Identify all lines below that hold "зарядного" and collect them.

# Start of Data listing

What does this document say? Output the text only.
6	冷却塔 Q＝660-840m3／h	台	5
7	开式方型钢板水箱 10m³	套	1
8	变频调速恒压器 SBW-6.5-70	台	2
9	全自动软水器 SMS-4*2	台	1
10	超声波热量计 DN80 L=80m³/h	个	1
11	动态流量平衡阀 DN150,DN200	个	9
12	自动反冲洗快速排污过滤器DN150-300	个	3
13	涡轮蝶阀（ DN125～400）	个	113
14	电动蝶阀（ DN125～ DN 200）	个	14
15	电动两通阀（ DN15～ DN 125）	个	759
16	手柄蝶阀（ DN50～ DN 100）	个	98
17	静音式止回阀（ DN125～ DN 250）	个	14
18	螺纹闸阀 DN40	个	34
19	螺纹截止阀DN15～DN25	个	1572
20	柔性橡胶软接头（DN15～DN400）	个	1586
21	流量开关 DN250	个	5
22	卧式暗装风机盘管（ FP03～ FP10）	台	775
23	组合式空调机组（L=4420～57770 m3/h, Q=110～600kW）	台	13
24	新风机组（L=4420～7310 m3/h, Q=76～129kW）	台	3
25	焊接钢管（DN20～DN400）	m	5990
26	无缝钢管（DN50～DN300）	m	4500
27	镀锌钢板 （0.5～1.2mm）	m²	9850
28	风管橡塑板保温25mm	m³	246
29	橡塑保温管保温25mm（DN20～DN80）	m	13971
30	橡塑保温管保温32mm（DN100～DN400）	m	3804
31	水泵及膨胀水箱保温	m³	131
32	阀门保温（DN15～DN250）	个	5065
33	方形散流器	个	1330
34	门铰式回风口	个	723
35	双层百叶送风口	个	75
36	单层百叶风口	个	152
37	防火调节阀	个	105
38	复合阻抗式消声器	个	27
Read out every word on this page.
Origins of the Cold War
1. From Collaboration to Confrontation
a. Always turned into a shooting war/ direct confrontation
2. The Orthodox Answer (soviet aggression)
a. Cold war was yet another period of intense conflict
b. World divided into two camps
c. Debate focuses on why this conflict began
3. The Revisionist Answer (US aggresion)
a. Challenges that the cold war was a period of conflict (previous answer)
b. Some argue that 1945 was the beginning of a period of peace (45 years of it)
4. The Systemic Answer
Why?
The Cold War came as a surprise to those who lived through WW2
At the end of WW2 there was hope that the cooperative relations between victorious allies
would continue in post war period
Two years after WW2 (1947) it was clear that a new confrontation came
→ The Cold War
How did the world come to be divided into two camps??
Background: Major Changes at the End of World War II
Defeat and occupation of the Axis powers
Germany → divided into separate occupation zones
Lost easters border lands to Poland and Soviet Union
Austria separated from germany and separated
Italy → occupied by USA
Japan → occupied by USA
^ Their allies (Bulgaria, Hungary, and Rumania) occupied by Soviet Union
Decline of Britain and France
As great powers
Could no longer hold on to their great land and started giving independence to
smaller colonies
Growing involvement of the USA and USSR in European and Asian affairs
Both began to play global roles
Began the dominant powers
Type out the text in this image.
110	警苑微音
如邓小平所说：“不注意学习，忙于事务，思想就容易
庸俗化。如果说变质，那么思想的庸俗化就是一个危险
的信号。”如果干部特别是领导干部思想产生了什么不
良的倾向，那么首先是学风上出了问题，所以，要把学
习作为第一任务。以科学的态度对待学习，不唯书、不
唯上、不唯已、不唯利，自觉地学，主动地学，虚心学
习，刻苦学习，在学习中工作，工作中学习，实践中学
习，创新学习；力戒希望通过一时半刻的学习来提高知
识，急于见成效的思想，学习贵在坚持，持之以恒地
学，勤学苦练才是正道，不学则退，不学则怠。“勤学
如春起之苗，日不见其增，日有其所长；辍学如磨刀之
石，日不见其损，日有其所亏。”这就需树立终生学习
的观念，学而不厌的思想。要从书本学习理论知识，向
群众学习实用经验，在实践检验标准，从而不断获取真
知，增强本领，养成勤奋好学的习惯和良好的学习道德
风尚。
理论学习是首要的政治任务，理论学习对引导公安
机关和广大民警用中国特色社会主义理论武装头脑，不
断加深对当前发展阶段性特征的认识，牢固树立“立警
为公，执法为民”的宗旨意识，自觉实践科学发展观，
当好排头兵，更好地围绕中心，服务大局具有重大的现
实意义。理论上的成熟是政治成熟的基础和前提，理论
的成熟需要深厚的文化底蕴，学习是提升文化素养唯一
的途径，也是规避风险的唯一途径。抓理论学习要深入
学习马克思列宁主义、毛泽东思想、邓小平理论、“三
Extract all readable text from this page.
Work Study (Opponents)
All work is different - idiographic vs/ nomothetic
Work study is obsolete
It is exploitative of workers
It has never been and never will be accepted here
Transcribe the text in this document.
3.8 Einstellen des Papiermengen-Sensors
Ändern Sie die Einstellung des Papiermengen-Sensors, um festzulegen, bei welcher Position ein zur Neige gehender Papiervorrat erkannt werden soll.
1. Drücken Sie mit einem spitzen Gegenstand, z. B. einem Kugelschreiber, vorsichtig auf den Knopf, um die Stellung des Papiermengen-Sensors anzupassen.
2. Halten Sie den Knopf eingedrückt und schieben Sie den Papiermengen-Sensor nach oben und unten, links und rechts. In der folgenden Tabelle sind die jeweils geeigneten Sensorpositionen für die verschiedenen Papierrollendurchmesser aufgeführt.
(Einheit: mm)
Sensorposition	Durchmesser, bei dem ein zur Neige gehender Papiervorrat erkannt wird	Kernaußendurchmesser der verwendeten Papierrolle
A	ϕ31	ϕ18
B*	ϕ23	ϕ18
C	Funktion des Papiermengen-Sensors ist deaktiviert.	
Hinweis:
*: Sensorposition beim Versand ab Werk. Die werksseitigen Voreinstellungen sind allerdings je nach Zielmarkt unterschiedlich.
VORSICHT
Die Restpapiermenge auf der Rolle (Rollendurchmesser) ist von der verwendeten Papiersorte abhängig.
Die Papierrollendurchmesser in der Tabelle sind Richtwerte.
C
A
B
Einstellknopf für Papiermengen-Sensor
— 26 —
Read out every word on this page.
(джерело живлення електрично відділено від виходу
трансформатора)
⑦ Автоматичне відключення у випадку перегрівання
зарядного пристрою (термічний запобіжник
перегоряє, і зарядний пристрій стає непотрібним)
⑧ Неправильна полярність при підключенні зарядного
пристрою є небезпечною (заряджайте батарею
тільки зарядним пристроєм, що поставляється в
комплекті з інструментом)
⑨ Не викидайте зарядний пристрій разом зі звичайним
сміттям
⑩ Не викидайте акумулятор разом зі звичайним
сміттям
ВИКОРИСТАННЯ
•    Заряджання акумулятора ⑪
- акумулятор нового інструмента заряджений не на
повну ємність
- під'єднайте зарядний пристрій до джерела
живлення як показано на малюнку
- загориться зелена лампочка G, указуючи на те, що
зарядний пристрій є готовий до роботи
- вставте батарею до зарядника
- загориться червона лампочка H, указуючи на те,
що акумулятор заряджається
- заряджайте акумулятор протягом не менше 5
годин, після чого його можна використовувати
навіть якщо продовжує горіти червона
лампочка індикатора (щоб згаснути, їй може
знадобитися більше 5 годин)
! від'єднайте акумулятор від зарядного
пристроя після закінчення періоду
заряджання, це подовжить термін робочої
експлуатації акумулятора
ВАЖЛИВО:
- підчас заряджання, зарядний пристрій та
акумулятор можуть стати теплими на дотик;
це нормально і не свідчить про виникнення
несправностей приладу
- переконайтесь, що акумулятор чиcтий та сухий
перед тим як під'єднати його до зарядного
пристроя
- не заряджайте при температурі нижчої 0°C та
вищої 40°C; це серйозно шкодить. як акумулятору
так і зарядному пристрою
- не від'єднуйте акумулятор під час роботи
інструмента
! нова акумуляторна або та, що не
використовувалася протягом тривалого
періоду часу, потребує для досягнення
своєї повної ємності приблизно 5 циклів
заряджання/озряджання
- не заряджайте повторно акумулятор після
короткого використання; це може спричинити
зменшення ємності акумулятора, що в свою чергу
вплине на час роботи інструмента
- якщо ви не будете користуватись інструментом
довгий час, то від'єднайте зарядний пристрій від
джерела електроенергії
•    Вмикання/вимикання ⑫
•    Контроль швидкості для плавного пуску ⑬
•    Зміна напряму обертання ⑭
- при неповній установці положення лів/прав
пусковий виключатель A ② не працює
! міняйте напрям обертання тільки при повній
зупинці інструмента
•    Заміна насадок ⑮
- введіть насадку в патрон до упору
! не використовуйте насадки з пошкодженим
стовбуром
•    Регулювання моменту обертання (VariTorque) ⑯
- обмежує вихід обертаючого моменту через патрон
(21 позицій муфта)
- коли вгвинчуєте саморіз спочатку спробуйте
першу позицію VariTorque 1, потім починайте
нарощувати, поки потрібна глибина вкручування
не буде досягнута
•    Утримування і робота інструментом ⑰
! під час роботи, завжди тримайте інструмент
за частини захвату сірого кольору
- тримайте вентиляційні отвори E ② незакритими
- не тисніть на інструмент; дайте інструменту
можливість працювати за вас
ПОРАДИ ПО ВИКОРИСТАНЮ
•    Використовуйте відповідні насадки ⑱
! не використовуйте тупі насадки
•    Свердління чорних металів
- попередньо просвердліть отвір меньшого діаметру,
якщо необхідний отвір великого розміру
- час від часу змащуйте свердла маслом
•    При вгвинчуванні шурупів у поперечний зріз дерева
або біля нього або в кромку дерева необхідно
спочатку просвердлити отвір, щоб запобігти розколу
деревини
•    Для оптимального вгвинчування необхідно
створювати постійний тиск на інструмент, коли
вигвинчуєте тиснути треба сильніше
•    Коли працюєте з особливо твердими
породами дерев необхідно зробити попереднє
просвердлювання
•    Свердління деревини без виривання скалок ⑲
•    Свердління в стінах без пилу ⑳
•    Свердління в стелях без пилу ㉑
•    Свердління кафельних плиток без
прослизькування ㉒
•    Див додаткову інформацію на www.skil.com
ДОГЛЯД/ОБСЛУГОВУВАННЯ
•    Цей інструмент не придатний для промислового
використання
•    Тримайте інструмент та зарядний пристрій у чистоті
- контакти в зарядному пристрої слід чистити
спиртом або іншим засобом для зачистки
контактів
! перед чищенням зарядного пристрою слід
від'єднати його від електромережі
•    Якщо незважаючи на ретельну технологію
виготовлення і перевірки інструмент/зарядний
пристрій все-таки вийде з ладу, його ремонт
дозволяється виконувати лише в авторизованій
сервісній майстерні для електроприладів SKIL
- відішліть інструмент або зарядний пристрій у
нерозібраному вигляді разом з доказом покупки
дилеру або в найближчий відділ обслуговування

# End of Data listing

◆ **Response for this exercise**
зарядного пристрою (термічний запобіжник
⑧ Неправильна полярність при підключенні зарядного
! від'єднайте акумулятор від зарядного
перед тим як під'єднати його до зарядного
! перед чищенням зарядного пристрою слід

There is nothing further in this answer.